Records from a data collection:
"""

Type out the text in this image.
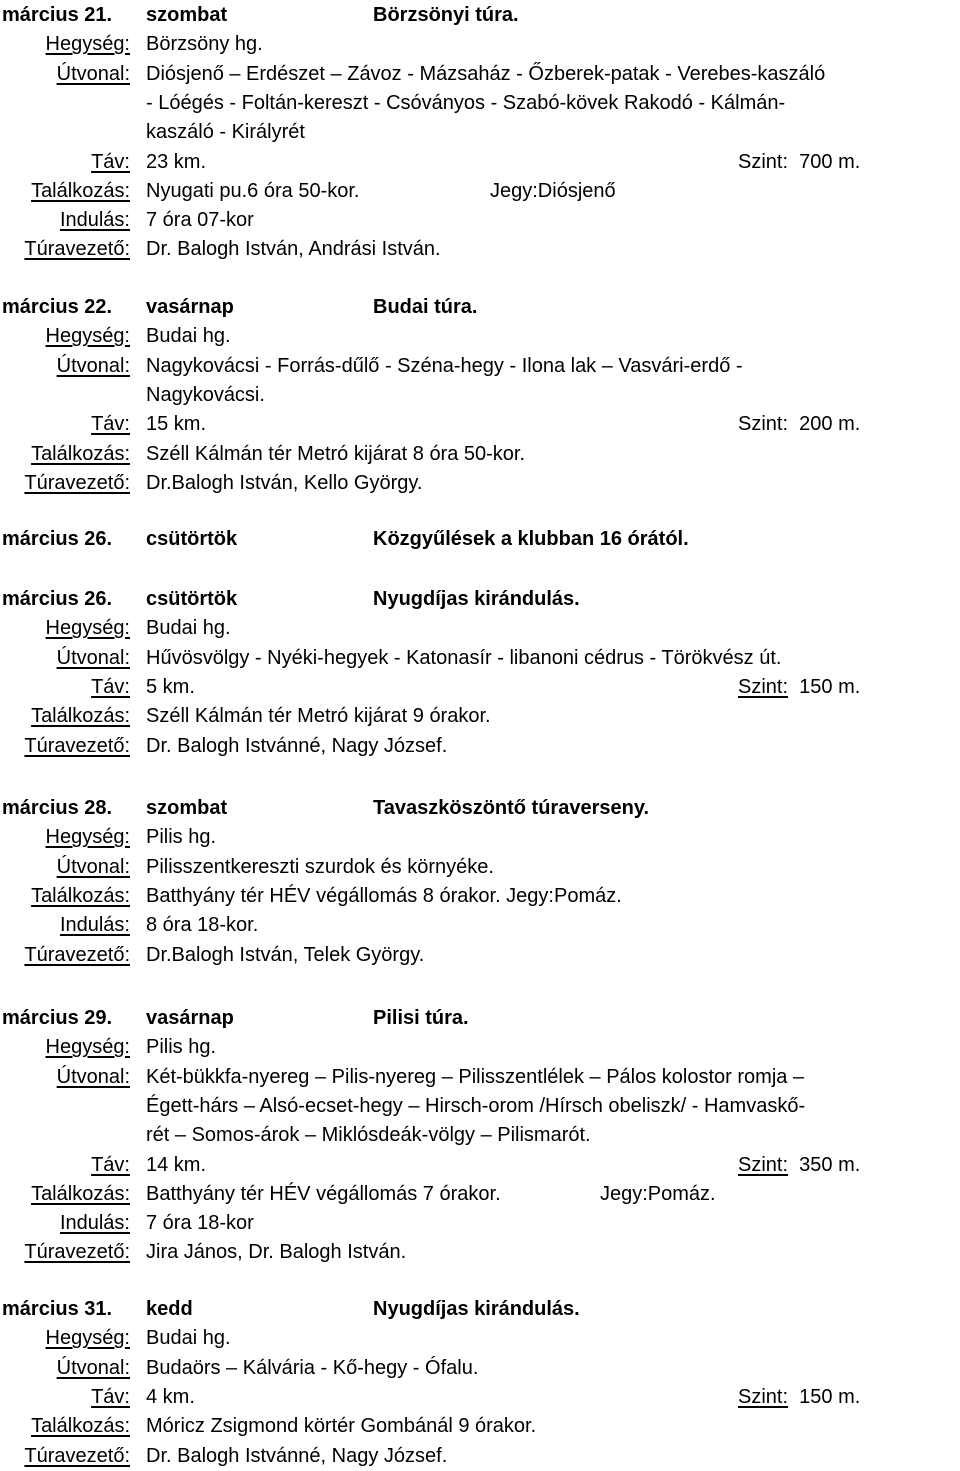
március 21. szombat	Börzsönyi túra.
Hegység: Börzsöny hg.
Útvonal: Diósjenő – Erdészet – Závoz - Mázsaház - Őzberek-patak - Verebes-kaszáló
- Lóégés - Foltán-kereszt - Csóványos - Szabó-kövek Rakodó - Kálmán-
kaszáló - Királyrét
Táv: 23 km.	Szint: 700 m.
Találkozás: Nyugati pu.6 óra 50-kor.	Jegy:Diósjenő
Indulás: 7 óra 07-kor
Túravezető: Dr. Balogh István, Andrási István.
március 22. vasárnap	Budai túra.
Hegység: Budai hg.
Útvonal: Nagykovácsi - Forrás-dűlő - Széna-hegy - Ilona lak – Vasvári-erdő -
Nagykovácsi.
Táv: 15 km.	Szint: 200 m.
Találkozás: Széll Kálmán tér Metró kijárat 8 óra 50-kor.
Túravezető: Dr.Balogh István, Kello György.
március 26. csütörtök	Közgyűlések a klubban 16 órától.
március 26. csütörtök	Nyugdíjas kirándulás.
Hegység: Budai hg.
Útvonal: Hűvösvölgy - Nyéki-hegyek - Katonasír - libanoni cédrus - Törökvész út.
Táv: 5 km.	Szint: 150 m.
Találkozás: Széll Kálmán tér Metró kijárat 9 órakor.
Túravezető: Dr. Balogh Istvánné, Nagy József.
március 28. szombat	Tavaszköszöntő túraverseny.
Hegység: Pilis hg.
Útvonal: Pilisszentkereszti szurdok és környéke.
Találkozás: Batthyány tér HÉV végállomás 8 órakor. Jegy:Pomáz.
Indulás: 8 óra 18-kor.
Túravezető: Dr.Balogh István, Telek György.
március 29. vasárnap	Pilisi túra.
Hegység: Pilis hg.
Útvonal: Két-bükkfa-nyereg – Pilis-nyereg – Pilisszentlélek – Pálos kolostor romja –
Égett-hárs – Alsó-ecset-hegy – Hirsch-orom /Hírsch obeliszk/ - Hamvaskő-
rét – Somos-árok – Miklósdeák-völgy – Pilismarót.
Táv: 14 km.	Szint: 350 m.
Találkozás: Batthyány tér HÉV végállomás 7 órakor.	Jegy:Pomáz.
Indulás: 7 óra 18-kor
Túravezető: Jira János, Dr. Balogh István.
március 31. kedd	Nyugdíjas kirándulás.
Hegység: Budai hg.
Útvonal: Budaörs – Kálvária - Kő-hegy - Ófalu.
Táv: 4 km.	Szint: 150 m.
Találkozás: Móricz Zsigmond körtér Gombánál 9 órakor.
Túravezető: Dr. Balogh Istvánné, Nagy József.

"""

### Task statement
Reproduce every record above exactly, but leave out the pictures.

### The solution
Type out the text in this image.
március 21. szombat	Börzsönyi túra.
Hegység: Börzsöny hg.
Útvonal: Diósjenő – Erdészet – Závoz - Mázsaház - Őzberek-patak - Verebes-kaszáló
- Lóégés - Foltán-kereszt - Csóványos - Szabó-kövek Rakodó - Kálmán-
kaszáló - Királyrét
Táv: 23 km.	Szint: 700 m.
Találkozás: Nyugati pu.6 óra 50-kor.	Jegy:Diósjenő
Indulás: 7 óra 07-kor
Túravezető: Dr. Balogh István, Andrási István.
március 22. vasárnap	Budai túra.
Hegység: Budai hg.
Útvonal: Nagykovácsi - Forrás-dűlő - Széna-hegy - Ilona lak – Vasvári-erdő -
Nagykovácsi.
Táv: 15 km.	Szint: 200 m.
Találkozás: Széll Kálmán tér Metró kijárat 8 óra 50-kor.
Túravezető: Dr.Balogh István, Kello György.
március 26. csütörtök	Közgyűlések a klubban 16 órától.
március 26. csütörtök	Nyugdíjas kirándulás.
Hegység: Budai hg.
Útvonal: Hűvösvölgy - Nyéki-hegyek - Katonasír - libanoni cédrus - Törökvész út.
Táv: 5 km.	Szint: 150 m.
Találkozás: Széll Kálmán tér Metró kijárat 9 órakor.
Túravezető: Dr. Balogh Istvánné, Nagy József.
március 28. szombat	Tavaszköszöntő túraverseny.
Hegység: Pilis hg.
Útvonal: Pilisszentkereszti szurdok és környéke.
Találkozás: Batthyány tér HÉV végállomás 8 órakor. Jegy:Pomáz.
Indulás: 8 óra 18-kor.
Túravezető: Dr.Balogh István, Telek György.
március 29. vasárnap	Pilisi túra.
Hegység: Pilis hg.
Útvonal: Két-bükkfa-nyereg – Pilis-nyereg – Pilisszentlélek – Pálos kolostor romja –
Égett-hárs – Alsó-ecset-hegy – Hirsch-orom /Hírsch obeliszk/ - Hamvaskő-
rét – Somos-árok – Miklósdeák-völgy – Pilismarót.
Táv: 14 km.	Szint: 350 m.
Találkozás: Batthyány tér HÉV végállomás 7 órakor.	Jegy:Pomáz.
Indulás: 7 óra 18-kor
Túravezető: Jira János, Dr. Balogh István.
március 31. kedd	Nyugdíjas kirándulás.
Hegység: Budai hg.
Útvonal: Budaörs – Kálvária - Kő-hegy - Ófalu.
Táv: 4 km.	Szint: 150 m.
Találkozás: Móricz Zsigmond körtér Gombánál 9 órakor.
Túravezető: Dr. Balogh Istvánné, Nagy József.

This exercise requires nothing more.